> RECORDED INFORMATION:

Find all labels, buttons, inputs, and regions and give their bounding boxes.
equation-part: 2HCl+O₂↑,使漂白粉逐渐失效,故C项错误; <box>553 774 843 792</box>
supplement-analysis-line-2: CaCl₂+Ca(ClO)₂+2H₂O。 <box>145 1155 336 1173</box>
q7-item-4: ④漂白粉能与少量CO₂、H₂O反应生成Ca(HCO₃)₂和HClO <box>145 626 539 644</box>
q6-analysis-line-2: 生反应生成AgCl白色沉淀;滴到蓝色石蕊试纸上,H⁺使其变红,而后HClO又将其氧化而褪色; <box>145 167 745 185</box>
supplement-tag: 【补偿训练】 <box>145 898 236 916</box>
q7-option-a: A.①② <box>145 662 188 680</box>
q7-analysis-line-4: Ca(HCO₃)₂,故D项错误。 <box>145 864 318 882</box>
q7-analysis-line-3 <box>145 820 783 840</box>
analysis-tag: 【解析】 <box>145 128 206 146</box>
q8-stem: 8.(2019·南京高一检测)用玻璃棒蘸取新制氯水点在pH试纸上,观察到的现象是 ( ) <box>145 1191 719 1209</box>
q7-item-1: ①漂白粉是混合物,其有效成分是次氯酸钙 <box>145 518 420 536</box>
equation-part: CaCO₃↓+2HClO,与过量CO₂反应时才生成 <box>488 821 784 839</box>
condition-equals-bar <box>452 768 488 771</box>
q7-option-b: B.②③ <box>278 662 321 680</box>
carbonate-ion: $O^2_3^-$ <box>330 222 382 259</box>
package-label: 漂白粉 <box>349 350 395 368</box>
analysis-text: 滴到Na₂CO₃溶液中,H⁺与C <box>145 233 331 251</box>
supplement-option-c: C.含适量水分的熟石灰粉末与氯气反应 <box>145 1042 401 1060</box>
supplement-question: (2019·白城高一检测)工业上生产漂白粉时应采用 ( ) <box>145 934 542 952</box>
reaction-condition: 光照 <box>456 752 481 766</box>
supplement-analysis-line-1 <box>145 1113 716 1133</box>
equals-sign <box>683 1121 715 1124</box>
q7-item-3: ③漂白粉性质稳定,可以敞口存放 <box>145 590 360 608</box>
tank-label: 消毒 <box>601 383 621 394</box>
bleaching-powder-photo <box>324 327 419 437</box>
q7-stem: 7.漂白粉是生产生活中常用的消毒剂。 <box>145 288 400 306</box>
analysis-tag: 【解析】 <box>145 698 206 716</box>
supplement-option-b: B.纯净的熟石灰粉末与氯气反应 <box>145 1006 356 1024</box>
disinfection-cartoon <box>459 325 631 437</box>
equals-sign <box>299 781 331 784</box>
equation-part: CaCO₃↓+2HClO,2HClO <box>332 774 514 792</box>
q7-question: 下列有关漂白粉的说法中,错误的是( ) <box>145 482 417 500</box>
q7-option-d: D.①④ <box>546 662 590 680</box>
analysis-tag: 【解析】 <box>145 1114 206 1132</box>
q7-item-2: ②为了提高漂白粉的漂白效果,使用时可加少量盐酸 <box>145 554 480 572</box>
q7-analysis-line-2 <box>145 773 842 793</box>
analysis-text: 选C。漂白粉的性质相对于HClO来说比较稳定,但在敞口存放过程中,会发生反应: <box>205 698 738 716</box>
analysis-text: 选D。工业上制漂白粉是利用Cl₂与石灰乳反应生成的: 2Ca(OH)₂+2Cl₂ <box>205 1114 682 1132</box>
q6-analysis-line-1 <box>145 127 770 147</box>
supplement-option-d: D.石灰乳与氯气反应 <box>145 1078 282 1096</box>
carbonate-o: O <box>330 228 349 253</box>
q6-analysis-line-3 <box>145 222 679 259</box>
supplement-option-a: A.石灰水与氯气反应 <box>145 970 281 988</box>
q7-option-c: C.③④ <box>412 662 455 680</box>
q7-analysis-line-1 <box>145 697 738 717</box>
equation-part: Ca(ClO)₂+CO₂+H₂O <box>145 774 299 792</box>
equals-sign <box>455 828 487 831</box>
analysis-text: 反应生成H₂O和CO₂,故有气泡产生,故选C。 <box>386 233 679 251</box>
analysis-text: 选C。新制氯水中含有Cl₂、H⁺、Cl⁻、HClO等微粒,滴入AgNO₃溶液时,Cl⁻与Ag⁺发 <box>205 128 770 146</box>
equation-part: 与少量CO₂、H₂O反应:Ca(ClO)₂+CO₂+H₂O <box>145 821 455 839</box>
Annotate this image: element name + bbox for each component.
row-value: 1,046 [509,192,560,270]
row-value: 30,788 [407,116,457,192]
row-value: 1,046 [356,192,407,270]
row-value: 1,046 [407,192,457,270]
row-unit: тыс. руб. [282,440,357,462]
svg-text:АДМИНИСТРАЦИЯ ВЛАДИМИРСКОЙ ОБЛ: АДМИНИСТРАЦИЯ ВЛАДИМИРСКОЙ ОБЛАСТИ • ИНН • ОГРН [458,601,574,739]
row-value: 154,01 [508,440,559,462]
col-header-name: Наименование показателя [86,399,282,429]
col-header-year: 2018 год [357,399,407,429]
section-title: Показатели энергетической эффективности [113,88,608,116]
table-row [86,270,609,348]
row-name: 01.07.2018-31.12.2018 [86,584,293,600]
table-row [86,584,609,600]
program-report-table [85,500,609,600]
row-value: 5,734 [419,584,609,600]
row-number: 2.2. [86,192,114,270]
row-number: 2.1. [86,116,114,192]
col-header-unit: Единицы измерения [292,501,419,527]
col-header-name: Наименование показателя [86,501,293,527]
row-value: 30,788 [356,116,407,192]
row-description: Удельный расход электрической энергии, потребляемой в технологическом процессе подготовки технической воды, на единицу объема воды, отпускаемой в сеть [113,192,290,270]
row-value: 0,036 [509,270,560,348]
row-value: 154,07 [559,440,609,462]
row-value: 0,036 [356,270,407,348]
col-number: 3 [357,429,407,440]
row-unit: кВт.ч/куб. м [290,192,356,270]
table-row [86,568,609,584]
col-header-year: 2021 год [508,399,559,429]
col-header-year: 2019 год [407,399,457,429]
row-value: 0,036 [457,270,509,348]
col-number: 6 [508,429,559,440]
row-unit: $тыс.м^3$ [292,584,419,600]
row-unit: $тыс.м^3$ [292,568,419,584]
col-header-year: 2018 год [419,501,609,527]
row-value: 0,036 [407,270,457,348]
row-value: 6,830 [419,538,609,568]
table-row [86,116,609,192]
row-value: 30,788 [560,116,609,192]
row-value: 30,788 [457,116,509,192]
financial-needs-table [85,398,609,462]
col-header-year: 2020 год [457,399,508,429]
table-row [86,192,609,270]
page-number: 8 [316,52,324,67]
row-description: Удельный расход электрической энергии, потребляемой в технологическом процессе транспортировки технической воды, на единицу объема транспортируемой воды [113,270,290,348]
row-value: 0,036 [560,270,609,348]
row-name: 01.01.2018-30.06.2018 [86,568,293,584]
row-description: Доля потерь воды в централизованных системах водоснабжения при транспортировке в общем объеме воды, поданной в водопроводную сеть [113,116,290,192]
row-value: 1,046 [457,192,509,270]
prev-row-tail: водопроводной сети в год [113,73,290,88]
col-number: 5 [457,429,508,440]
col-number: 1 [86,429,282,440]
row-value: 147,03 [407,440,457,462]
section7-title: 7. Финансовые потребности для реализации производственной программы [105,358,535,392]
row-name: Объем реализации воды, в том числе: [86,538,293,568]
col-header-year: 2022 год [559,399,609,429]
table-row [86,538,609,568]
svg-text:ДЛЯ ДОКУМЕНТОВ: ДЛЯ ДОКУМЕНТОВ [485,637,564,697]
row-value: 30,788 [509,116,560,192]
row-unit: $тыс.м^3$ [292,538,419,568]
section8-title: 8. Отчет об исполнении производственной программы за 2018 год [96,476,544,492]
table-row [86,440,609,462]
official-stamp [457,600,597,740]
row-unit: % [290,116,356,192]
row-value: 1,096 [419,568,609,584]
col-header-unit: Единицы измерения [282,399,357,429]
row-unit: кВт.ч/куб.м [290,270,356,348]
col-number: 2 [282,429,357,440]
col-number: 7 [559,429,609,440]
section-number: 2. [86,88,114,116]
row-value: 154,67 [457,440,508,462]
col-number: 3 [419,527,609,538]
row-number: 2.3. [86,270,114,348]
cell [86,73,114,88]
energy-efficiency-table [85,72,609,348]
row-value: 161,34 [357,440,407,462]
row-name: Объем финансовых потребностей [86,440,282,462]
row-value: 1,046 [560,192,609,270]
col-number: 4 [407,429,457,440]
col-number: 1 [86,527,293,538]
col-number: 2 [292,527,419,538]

> SHORT PROBLEM: Give the records from their first line through the line containing "q7-item-4: ④漂白粉能与少量CO₂、H₂O反应生成Ca(HCO₃)₂和HClO <box>145" as a Markdown table with the columns Row and Line, numbering each line and leaving out blank lines.

> ANSWER FOR THIS EXERCISE:
| Row | Line |
|---|---|
| 1 | Find all labels, buttons, inputs, and regions and give their bounding boxes. |
| 2 | equation-part: 2HCl+O₂↑,使漂白粉逐渐失效,故C项错误; <box>553 774 843 792</box> |
| 3 | supplement-analysis-line-2: CaCl₂+Ca(ClO)₂+2H₂O。 <box>145 1155 336 1173</box> |
| 4 | q7-item-4: ④漂白粉能与少量CO₂、H₂O反应生成Ca(HCO₃)₂和HClO <box>145 626 539 644</box> |